Great, that works out fine!
So, the SQL I tested with is:
select * from mytable order by convert(name, 'utf8', 'gb18030');
It produces the correct output.
Thanks Tatsuo!
Jian
On Tue, 29 Mar 2005 10:25:58 +0900 (JST), Tatsuo Ishii
<t-ishii@sra.co.jp> wrote:
> > Hi,
> >
> > I installed postgres 8.0 for windows on my win xp (Simplified Chinese
> > version). The encoding is unicode. When I set pgsql client encoding to
> > gb18030, I could insert Chinese text from the command line to
> > postgres.
> >
> > However, I could not get the sort order of Chinese varchar field to
> > work properly.
> >
> > What I tried are as follows:
> >
> > 1) installed postgres for windows and used the "C" locale.
> > 2) installed postgres for windows and used the "Chinese, PRC" locale.
> >
> > Again, in both cases, the backend encoding is unicode.
> >
> > The other interesting thing I observed was, when setting to the "C"
> > locale, the following sql worked fine:
> > select * from user where name = 'xxxxx';
> > xxxxx is a Chinese text
> > However, if I set the locale to "Chinese, PRC" during installation,
> > the above select did not get the any matching rows, where it should
> > have got. In this case, the following worked fine:
> > select * from user where name ilike 'xxxxx%';
> >
> > Could anyone let me know the best practice for using postgres to store
> > Chinese text? (This should be the same problem I guess, for using
> > postgres to store other languages than English.)

▶ _Dataset records_

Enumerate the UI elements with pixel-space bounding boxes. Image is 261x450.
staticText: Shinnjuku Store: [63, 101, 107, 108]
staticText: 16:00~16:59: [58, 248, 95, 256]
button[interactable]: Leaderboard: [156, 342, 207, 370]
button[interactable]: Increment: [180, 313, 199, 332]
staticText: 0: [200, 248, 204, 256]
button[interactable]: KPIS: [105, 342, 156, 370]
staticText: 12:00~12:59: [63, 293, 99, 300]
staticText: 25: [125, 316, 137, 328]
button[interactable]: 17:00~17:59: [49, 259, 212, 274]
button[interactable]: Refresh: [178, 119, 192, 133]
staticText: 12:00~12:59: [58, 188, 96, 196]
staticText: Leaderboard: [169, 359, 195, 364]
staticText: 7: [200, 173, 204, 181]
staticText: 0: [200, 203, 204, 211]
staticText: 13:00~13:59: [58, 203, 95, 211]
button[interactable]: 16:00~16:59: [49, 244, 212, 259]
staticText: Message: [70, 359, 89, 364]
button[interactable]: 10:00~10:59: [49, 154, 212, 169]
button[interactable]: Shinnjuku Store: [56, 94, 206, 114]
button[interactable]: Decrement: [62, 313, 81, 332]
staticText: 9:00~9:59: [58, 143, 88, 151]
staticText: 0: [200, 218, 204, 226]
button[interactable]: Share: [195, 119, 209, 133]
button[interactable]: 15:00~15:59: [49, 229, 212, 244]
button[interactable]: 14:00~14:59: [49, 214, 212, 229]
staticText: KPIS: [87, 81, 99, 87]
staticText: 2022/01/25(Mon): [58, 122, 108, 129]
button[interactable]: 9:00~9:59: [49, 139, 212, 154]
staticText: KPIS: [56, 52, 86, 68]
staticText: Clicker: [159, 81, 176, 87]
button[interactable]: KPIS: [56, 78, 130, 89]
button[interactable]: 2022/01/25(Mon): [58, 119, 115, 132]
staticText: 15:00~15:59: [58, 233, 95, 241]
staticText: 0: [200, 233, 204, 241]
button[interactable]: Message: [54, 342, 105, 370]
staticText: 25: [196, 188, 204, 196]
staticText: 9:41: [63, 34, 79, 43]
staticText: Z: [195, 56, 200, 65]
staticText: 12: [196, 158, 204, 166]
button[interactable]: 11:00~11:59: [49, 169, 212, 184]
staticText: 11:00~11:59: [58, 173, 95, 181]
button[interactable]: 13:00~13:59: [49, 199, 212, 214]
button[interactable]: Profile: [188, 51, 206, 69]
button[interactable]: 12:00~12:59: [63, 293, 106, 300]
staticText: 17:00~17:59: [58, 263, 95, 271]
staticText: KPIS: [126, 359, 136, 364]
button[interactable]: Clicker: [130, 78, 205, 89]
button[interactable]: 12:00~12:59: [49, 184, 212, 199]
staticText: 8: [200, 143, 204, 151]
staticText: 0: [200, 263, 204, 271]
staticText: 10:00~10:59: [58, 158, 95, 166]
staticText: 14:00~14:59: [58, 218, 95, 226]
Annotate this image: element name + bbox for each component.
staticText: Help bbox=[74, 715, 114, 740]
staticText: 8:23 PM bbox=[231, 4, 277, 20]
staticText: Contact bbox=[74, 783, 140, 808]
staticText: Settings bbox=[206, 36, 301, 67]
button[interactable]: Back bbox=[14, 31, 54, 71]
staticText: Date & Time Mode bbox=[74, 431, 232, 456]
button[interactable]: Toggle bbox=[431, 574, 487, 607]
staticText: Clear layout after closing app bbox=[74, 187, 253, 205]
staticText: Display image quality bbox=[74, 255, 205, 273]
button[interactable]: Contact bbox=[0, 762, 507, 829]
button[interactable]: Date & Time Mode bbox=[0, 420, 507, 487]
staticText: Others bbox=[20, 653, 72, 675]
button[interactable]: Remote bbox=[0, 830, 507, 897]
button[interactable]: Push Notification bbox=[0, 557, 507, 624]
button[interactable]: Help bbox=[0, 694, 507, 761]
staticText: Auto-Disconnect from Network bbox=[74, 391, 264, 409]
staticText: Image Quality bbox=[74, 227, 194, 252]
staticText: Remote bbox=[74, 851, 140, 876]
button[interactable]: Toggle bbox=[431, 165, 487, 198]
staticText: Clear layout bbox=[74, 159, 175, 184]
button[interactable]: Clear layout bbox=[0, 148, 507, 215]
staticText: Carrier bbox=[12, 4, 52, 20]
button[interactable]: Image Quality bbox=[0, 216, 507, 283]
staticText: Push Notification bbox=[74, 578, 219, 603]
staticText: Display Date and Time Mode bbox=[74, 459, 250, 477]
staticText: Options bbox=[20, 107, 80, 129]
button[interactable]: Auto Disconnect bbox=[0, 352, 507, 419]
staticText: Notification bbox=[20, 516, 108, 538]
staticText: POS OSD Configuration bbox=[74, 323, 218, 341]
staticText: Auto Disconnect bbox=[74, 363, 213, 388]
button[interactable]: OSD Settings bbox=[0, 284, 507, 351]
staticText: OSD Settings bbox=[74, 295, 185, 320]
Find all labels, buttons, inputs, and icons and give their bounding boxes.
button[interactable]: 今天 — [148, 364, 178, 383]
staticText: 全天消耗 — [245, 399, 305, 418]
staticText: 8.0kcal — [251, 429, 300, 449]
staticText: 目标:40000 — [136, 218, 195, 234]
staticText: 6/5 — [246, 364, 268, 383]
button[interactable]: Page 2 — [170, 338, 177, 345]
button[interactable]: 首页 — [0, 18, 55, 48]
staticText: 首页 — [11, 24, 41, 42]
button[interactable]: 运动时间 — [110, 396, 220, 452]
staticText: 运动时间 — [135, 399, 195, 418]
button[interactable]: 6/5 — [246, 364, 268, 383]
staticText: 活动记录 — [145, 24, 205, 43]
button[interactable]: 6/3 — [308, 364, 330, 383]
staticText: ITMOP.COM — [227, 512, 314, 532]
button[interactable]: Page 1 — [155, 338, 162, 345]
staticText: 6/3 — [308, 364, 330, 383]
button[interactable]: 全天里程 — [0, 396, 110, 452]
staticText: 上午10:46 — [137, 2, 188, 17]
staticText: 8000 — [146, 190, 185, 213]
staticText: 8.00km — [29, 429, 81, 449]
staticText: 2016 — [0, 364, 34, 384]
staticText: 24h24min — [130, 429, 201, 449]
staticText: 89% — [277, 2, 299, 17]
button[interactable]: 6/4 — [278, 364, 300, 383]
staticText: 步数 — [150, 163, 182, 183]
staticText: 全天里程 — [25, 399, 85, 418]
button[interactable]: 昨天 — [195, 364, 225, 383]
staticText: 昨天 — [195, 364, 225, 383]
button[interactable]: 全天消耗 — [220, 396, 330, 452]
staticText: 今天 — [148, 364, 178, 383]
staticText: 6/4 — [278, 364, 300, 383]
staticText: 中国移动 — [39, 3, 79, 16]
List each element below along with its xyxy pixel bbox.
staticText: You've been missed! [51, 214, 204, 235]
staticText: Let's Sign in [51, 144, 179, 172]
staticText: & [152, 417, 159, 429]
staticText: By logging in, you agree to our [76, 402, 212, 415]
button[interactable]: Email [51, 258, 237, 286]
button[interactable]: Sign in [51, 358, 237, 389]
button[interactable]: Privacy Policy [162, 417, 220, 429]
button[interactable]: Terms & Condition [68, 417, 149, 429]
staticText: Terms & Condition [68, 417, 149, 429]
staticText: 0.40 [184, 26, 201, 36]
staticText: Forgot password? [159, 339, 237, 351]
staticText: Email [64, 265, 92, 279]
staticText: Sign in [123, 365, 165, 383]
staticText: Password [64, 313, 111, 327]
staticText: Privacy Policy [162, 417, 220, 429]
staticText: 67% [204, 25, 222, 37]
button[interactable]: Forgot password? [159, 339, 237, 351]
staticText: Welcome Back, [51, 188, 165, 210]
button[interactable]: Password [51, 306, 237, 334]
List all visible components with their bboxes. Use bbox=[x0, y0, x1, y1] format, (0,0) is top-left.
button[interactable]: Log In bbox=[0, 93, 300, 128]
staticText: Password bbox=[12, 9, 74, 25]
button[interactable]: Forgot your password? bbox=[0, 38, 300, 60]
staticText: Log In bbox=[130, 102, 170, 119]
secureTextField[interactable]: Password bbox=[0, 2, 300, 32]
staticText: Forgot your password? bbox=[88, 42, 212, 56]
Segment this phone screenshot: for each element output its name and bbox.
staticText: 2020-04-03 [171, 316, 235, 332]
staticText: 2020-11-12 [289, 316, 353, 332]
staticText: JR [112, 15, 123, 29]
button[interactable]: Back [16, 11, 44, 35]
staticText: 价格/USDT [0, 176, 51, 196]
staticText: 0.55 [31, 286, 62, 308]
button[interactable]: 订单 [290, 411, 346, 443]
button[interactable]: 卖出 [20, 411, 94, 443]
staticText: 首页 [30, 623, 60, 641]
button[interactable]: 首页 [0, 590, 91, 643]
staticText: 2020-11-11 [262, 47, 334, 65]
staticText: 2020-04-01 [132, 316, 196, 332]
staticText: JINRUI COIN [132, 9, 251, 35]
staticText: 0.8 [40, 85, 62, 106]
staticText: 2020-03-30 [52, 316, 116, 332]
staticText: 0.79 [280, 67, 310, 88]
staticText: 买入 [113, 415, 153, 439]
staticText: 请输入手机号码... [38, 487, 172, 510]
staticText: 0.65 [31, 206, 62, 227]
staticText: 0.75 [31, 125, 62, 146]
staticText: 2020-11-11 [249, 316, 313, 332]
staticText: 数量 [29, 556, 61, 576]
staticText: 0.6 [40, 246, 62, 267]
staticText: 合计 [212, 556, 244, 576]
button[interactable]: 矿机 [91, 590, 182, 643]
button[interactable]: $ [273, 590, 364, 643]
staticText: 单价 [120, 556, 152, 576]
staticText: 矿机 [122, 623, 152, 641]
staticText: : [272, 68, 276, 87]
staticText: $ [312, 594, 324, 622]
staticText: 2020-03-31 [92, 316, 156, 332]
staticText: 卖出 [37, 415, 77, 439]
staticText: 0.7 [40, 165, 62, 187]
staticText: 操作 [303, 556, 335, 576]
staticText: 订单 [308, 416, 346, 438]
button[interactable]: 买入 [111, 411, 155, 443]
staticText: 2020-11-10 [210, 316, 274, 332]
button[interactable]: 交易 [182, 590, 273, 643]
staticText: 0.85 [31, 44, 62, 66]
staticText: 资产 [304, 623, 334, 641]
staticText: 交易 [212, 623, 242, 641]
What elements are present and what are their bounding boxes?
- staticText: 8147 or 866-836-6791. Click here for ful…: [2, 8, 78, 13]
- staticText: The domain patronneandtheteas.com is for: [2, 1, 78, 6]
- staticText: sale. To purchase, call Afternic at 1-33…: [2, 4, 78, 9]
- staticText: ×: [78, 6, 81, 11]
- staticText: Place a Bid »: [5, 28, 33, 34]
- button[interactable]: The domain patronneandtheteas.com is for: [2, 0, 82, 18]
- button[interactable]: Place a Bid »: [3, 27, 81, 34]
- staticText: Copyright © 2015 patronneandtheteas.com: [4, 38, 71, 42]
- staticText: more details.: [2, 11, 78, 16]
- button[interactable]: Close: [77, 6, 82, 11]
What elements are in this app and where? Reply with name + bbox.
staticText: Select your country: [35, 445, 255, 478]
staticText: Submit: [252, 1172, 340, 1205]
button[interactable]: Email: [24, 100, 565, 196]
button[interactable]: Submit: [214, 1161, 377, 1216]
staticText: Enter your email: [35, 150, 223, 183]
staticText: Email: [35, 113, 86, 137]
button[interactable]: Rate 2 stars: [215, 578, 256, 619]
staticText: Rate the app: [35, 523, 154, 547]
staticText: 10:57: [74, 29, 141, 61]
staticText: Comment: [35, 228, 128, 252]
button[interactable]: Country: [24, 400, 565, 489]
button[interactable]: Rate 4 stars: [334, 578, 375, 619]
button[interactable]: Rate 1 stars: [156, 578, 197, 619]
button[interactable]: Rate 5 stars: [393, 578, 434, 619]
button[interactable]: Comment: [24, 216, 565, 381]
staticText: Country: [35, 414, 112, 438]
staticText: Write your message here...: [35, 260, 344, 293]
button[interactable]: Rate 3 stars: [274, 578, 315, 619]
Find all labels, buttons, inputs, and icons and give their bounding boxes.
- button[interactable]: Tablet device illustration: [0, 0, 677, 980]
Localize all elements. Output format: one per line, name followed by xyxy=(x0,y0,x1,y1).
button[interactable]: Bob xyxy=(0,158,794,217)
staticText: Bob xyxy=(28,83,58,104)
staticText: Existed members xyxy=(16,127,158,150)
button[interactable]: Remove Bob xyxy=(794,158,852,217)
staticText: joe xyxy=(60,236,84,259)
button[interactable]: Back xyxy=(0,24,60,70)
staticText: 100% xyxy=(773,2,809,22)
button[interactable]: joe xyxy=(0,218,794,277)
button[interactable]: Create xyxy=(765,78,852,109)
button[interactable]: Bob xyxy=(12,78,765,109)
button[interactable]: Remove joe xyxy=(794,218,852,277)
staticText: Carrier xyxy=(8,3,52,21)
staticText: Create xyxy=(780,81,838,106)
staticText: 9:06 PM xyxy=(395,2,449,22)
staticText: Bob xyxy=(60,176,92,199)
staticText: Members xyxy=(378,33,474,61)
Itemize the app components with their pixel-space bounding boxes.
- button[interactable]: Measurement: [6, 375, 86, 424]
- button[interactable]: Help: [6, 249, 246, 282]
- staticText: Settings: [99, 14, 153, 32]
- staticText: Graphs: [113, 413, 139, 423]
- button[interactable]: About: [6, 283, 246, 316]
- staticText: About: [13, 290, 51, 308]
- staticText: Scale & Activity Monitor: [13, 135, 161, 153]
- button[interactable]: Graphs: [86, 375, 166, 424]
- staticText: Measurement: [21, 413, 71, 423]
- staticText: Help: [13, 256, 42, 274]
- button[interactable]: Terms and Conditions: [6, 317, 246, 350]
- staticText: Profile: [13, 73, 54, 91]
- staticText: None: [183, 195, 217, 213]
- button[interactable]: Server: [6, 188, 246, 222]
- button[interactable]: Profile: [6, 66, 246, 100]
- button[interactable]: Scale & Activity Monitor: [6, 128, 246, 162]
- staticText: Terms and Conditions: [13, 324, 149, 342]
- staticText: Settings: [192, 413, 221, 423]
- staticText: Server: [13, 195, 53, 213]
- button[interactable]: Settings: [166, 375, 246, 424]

▶ _Set problem_
Reproduce the portion of the email about sorting Chinese text in Postgres between "Great, that works" and "Thanks Tatsuo!", inclusive.

▶ _Output for this exercise_
Great, that works out fine!
So, the SQL I tested with is:
select * from mytable order by convert(name, 'utf8', 'gb18030');
It produces the correct output.
Thanks Tatsuo!